WHAT IS NEEDED :: Write the entries below out again exactly; any picture in them stays out.
** BEGIN ENTRIES PROVIDED **
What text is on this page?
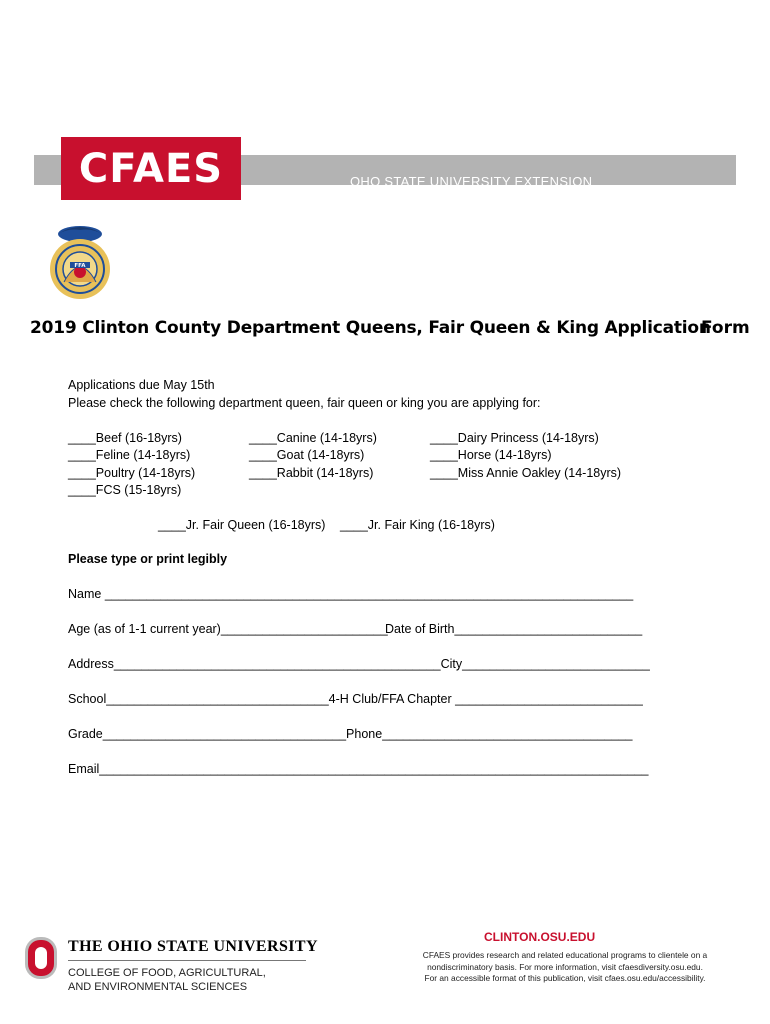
CFAES	OHO STATE UNIVERSITY EXTENSION
FFA
2019 Clinton County Department Queens, Fair Queen & King Application
Form
Applications due May 15th
Please check the following department queen, fair queen or king you are applying for:
____Beef (16-18yrs)
____Feline (14-18yrs)
____Poultry (14-18yrs)
____FCS (15-18yrs)
____Canine (14-18yrs)
____Goat (14-18yrs)
____Rabbit (14-18yrs)
____Dairy Princess (14-18yrs)
____Horse (14-18yrs)
____Miss Annie Oakley (14-18yrs)
____Jr. Fair Queen (16-18yrs) ____Jr. Fair King (16-18yrs)
Please type or print legibly
Name ____________________________________________________________________________
Age (as of 1-1 current year)________________________
Date of Birth___________________________
Address_______________________________________________City___________________________
School________________________________4-H Club/FFA Chapter ___________________________
Grade___________________________________Phone____________________________________
Email_______________________________________________________________________________
THE OHIO STATE UNIVERSITY
COLLEGE OF FOOD, AGRICULTURAL,
AND ENVIRONMENTAL SCIENCES
CLINTON.OSU.EDU
CFAES provides research and related educational programs to clientele on a
nondiscriminatory basis. For more information, visit cfaesdiversity.osu.edu.
For an accessible format of this publication, visit cfaes.osu.edu/accessibility.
** END ENTRIES PROVIDED **
RESULT OF THIS EXERCISE ::
What text is on this page?
CFAES	OHO STATE UNIVERSITY EXTENSION
FFA
2019 Clinton County Department Queens, Fair Queen & King Application
Form
Applications due May 15th
Please check the following department queen, fair queen or king you are applying for:
____Beef (16-18yrs)
____Feline (14-18yrs)
____Poultry (14-18yrs)
____FCS (15-18yrs)
____Canine (14-18yrs)
____Goat (14-18yrs)
____Rabbit (14-18yrs)
____Dairy Princess (14-18yrs)
____Horse (14-18yrs)
____Miss Annie Oakley (14-18yrs)
____Jr. Fair Queen (16-18yrs) ____Jr. Fair King (16-18yrs)
Please type or print legibly
Name ____________________________________________________________________________
Age (as of 1-1 current year)________________________
Date of Birth___________________________
Address_______________________________________________City___________________________
School________________________________4-H Club/FFA Chapter ___________________________
Grade___________________________________Phone____________________________________
Email_______________________________________________________________________________
THE OHIO STATE UNIVERSITY
COLLEGE OF FOOD, AGRICULTURAL,
AND ENVIRONMENTAL SCIENCES
CLINTON.OSU.EDU
CFAES provides research and related educational programs to clientele on a
nondiscriminatory basis. For more information, visit cfaesdiversity.osu.edu.
For an accessible format of this publication, visit cfaes.osu.edu/accessibility.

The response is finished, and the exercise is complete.